→ **Work to be completed**
Bring together all lines of the material below that contain the string "Mbit".

→ **Records shown**
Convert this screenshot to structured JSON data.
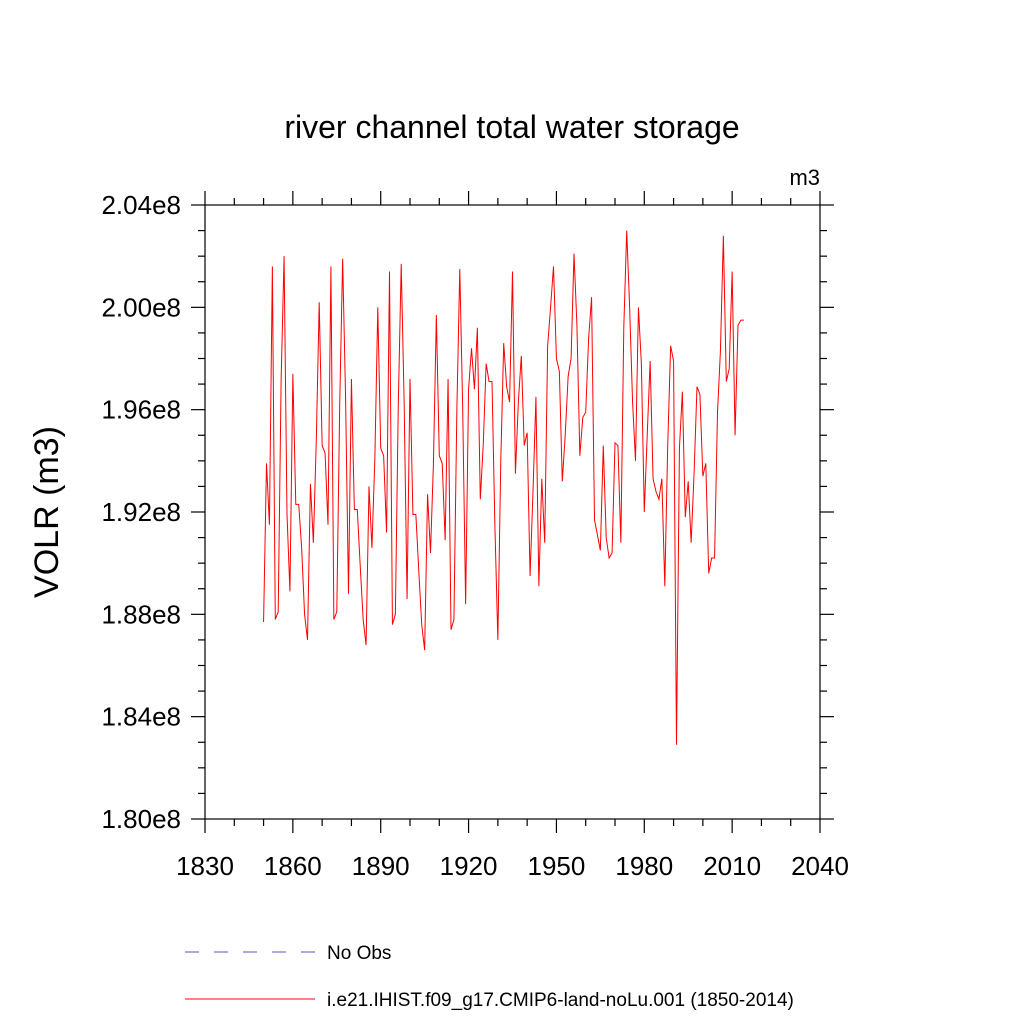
{
  "chart_data": {
    "type": "line",
    "title": "river channel total water storage",
    "units_label": "m3",
    "ylabel": "VOLR  (m3)",
    "xlabel": "",
    "xlim": [
      1830,
      2040
    ],
    "ylim": [
      180000000,
      204000000
    ],
    "x_ticks": [
      1830,
      1860,
      1890,
      1920,
      1950,
      1980,
      2010,
      2040
    ],
    "y_ticks": [
      180000000,
      184000000,
      188000000,
      192000000,
      196000000,
      200000000,
      204000000
    ],
    "y_tick_labels": [
      "1.80e8",
      "1.84e8",
      "1.88e8",
      "1.92e8",
      "1.96e8",
      "2.00e8",
      "2.04e8"
    ],
    "grid": false,
    "legend_placement": "bottom",
    "legend": [
      {
        "name": "No Obs",
        "color": "#7777cc",
        "style": "dashed"
      },
      {
        "name": "i.e21.IHIST.f09_g17.CMIP6-land-noLu.001 (1850-2014)",
        "color": "#ff0000",
        "style": "solid"
      }
    ],
    "series": [
      {
        "name": "i.e21.IHIST.f09_g17.CMIP6-land-noLu.001 (1850-2014)",
        "color": "#ff0000",
        "x_start": 1850,
        "x_step": 1,
        "values": [
          187.7,
          193.9,
          191.5,
          201.6,
          187.8,
          188.1,
          197.2,
          202.0,
          191.9,
          188.9,
          197.4,
          192.3,
          192.3,
          190.6,
          188.0,
          187.0,
          193.1,
          190.8,
          194.8,
          200.2,
          194.6,
          194.3,
          191.5,
          201.6,
          187.8,
          188.1,
          196.2,
          201.9,
          196.5,
          188.8,
          197.2,
          192.1,
          192.1,
          189.9,
          187.8,
          186.8,
          193.0,
          190.6,
          194.1,
          200.0,
          194.5,
          194.2,
          191.2,
          201.4,
          187.6,
          188.0,
          196.2,
          201.7,
          196.3,
          188.6,
          197.2,
          191.9,
          191.9,
          189.7,
          187.6,
          186.6,
          192.7,
          190.4,
          193.9,
          199.7,
          194.2,
          193.9,
          190.9,
          197.2,
          187.4,
          187.8,
          196.0,
          201.5,
          196.0,
          188.4,
          196.8,
          198.4,
          196.8,
          199.2,
          192.5,
          194.6,
          197.8,
          197.1,
          197.1,
          191.4,
          187.0,
          194.0,
          198.6,
          196.9,
          196.3,
          201.4,
          193.5,
          196.3,
          198.1,
          194.6,
          195.1,
          189.5,
          192.8,
          196.5,
          189.1,
          193.3,
          190.8,
          198.5,
          200.0,
          201.6,
          198.0,
          197.5,
          193.2,
          195.0,
          197.3,
          198.0,
          202.1,
          199.3,
          194.2,
          195.7,
          195.9,
          198.8,
          200.4,
          191.7,
          191.1,
          190.5,
          194.6,
          191.0,
          190.2,
          190.4,
          194.7,
          194.6,
          190.8,
          199.2,
          203.0,
          200.0,
          196.3,
          194.0,
          200.0,
          197.8,
          192.0,
          195.0,
          197.9,
          193.3,
          192.8,
          192.5,
          193.3,
          189.1,
          194.6,
          198.5,
          197.9,
          182.9,
          194.5,
          196.7,
          191.8,
          193.2,
          190.8,
          193.5,
          196.9,
          196.6,
          193.4,
          193.9,
          189.6,
          190.2,
          190.2,
          195.9,
          198.3,
          202.8,
          197.1,
          197.6,
          201.4,
          195.0,
          199.3,
          199.5,
          199.5
        ]
      }
    ]
  }
}
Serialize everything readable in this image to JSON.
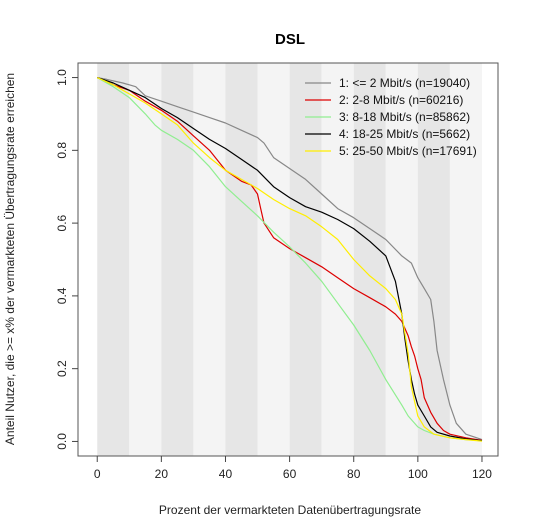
{
  "chart_data": {
    "type": "line",
    "title": "DSL",
    "xlabel": "Prozent der vermarkteten Datenübertragungsrate",
    "ylabel": "Anteil Nutzer, die >= x% der vermarkteten Übertragungsrate erreichen",
    "xlim": [
      -6,
      125
    ],
    "ylim": [
      -0.04,
      1.04
    ],
    "xticks": [
      0,
      20,
      40,
      60,
      80,
      100,
      120
    ],
    "yticks": [
      0.0,
      0.2,
      0.4,
      0.6,
      0.8,
      1.0
    ],
    "background_bands": {
      "step": 10,
      "colors": [
        "#e6e6e6",
        "#f4f4f4"
      ]
    },
    "legend_position": "top-right",
    "series": [
      {
        "name": "1: <= 2 Mbit/s (n=19040)",
        "color": "#888888",
        "x": [
          0,
          3,
          8,
          12,
          15,
          20,
          25,
          30,
          35,
          40,
          45,
          50,
          52,
          55,
          60,
          65,
          70,
          75,
          80,
          85,
          90,
          95,
          98,
          100,
          102,
          104,
          105,
          106,
          108,
          110,
          112,
          115,
          120
        ],
        "y": [
          1.0,
          0.995,
          0.985,
          0.975,
          0.95,
          0.935,
          0.92,
          0.905,
          0.89,
          0.875,
          0.855,
          0.835,
          0.82,
          0.78,
          0.75,
          0.72,
          0.68,
          0.64,
          0.615,
          0.585,
          0.555,
          0.51,
          0.49,
          0.45,
          0.42,
          0.39,
          0.33,
          0.25,
          0.17,
          0.1,
          0.05,
          0.02,
          0.005
        ]
      },
      {
        "name": "2: 2-8 Mbit/s (n=60216)",
        "color": "#dd0000",
        "x": [
          0,
          5,
          10,
          15,
          20,
          25,
          30,
          35,
          40,
          45,
          48,
          50,
          51,
          52,
          55,
          60,
          65,
          70,
          75,
          80,
          85,
          90,
          93,
          95,
          97,
          98,
          99,
          100,
          101,
          102,
          104,
          106,
          108,
          110,
          115,
          120
        ],
        "y": [
          1.0,
          0.98,
          0.965,
          0.935,
          0.91,
          0.88,
          0.84,
          0.8,
          0.745,
          0.715,
          0.705,
          0.68,
          0.64,
          0.6,
          0.56,
          0.53,
          0.505,
          0.48,
          0.45,
          0.42,
          0.395,
          0.37,
          0.35,
          0.33,
          0.29,
          0.26,
          0.235,
          0.2,
          0.17,
          0.12,
          0.08,
          0.05,
          0.03,
          0.02,
          0.01,
          0.003
        ]
      },
      {
        "name": "3: 8-18 Mbit/s (n=85862)",
        "color": "#90ee90",
        "x": [
          0,
          5,
          10,
          15,
          18,
          20,
          25,
          30,
          35,
          40,
          45,
          50,
          55,
          60,
          65,
          70,
          75,
          80,
          85,
          90,
          95,
          97,
          100,
          102,
          105,
          110,
          115,
          120
        ],
        "y": [
          1.0,
          0.975,
          0.945,
          0.9,
          0.87,
          0.855,
          0.83,
          0.8,
          0.755,
          0.7,
          0.66,
          0.62,
          0.575,
          0.535,
          0.49,
          0.44,
          0.38,
          0.32,
          0.25,
          0.17,
          0.1,
          0.07,
          0.04,
          0.03,
          0.02,
          0.01,
          0.005,
          0.002
        ]
      },
      {
        "name": "4: 18-25 Mbit/s (n=5662)",
        "color": "#000000",
        "x": [
          0,
          5,
          10,
          15,
          20,
          25,
          30,
          35,
          40,
          45,
          50,
          55,
          60,
          65,
          70,
          75,
          80,
          85,
          90,
          93,
          95,
          96,
          97,
          98,
          99,
          100,
          102,
          104,
          106,
          110,
          115,
          120
        ],
        "y": [
          1.0,
          0.985,
          0.965,
          0.945,
          0.915,
          0.89,
          0.86,
          0.83,
          0.805,
          0.775,
          0.745,
          0.7,
          0.67,
          0.645,
          0.63,
          0.61,
          0.585,
          0.55,
          0.51,
          0.44,
          0.35,
          0.28,
          0.22,
          0.17,
          0.13,
          0.1,
          0.07,
          0.04,
          0.025,
          0.015,
          0.007,
          0.002
        ]
      },
      {
        "name": "5: 25-50 Mbit/s (n=17691)",
        "color": "#ffee00",
        "x": [
          0,
          5,
          10,
          15,
          20,
          25,
          30,
          35,
          40,
          45,
          50,
          55,
          60,
          65,
          70,
          75,
          80,
          85,
          90,
          93,
          95,
          97,
          98,
          100,
          102,
          105,
          110,
          115,
          120
        ],
        "y": [
          1.0,
          0.98,
          0.955,
          0.93,
          0.9,
          0.87,
          0.82,
          0.78,
          0.745,
          0.72,
          0.695,
          0.665,
          0.64,
          0.62,
          0.59,
          0.555,
          0.5,
          0.455,
          0.42,
          0.39,
          0.35,
          0.24,
          0.15,
          0.07,
          0.04,
          0.02,
          0.01,
          0.005,
          0.001
        ]
      }
    ]
  }
}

→ **Solution**
        "name": "1: <= 2 Mbit/s (n=19040)",
        "name": "2: 2-8 Mbit/s (n=60216)",
        "name": "3: 8-18 Mbit/s (n=85862)",
        "name": "4: 18-25 Mbit/s (n=5662)",
        "name": "5: 25-50 Mbit/s (n=17691)",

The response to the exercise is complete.